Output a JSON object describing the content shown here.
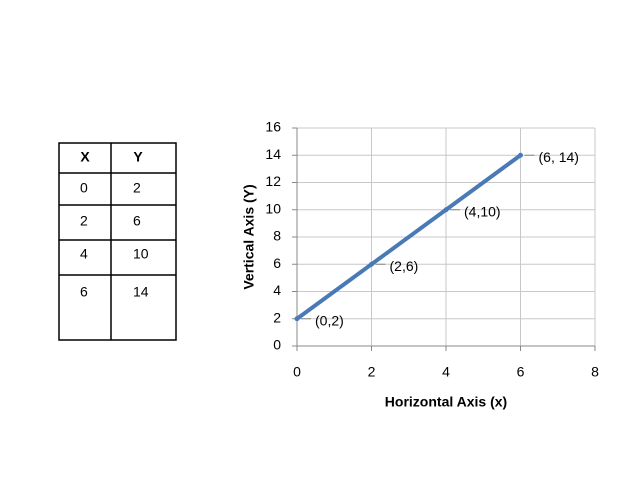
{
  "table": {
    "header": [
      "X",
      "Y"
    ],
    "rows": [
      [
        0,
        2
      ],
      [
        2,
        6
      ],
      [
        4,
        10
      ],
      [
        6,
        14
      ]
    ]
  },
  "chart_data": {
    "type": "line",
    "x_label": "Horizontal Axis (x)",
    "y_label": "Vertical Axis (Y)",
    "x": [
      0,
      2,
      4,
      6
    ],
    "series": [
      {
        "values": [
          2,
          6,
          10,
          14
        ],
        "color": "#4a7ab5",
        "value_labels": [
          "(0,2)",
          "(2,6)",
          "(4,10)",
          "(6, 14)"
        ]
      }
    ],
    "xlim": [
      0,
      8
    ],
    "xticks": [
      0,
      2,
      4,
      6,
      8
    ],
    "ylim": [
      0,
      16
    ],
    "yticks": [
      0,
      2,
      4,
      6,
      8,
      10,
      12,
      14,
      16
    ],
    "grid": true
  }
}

○ ○ ○ ○ ○ ○ ○

* TASK GOAL
Count how many lines of the data include the word "Axis". Your reply should be that number alone.

* SOLUTION FOR THIS PROBLEM
2